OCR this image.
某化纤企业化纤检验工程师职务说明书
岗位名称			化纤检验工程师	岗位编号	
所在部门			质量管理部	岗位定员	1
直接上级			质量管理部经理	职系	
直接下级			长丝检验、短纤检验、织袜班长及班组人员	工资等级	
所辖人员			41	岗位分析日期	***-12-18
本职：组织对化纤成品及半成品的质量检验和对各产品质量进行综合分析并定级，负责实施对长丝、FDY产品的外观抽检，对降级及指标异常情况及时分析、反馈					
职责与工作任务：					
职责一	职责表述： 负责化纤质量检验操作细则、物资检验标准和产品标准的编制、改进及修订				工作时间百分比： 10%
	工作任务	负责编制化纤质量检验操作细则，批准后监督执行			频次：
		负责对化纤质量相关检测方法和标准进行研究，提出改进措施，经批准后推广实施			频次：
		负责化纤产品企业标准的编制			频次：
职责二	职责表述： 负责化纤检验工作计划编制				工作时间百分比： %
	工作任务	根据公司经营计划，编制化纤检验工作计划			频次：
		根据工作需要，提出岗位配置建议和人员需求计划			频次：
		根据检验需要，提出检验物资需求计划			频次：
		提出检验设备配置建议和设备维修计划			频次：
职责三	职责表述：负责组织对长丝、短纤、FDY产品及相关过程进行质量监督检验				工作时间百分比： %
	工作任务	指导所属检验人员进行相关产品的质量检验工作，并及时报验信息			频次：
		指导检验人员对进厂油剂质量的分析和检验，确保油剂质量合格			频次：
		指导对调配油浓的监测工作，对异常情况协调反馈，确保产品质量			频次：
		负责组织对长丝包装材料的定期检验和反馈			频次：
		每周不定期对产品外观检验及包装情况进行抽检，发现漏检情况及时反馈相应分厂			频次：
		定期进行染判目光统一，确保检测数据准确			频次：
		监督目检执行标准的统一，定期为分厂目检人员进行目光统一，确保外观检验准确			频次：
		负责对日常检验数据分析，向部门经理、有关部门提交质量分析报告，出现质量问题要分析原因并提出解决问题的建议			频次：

> _Written task_
Go through the entries and return each line where the word "工作时间百分比" appears.

> _The solution_
职责一	职责表述： 负责化纤质量检验操作细则、物资检验标准和产品标准的编制、改进及修订				工作时间百分比： 10%
职责二	职责表述： 负责化纤检验工作计划编制				工作时间百分比： %
职责三	职责表述：负责组织对长丝、短纤、FDY产品及相关过程进行质量监督检验				工作时间百分比： %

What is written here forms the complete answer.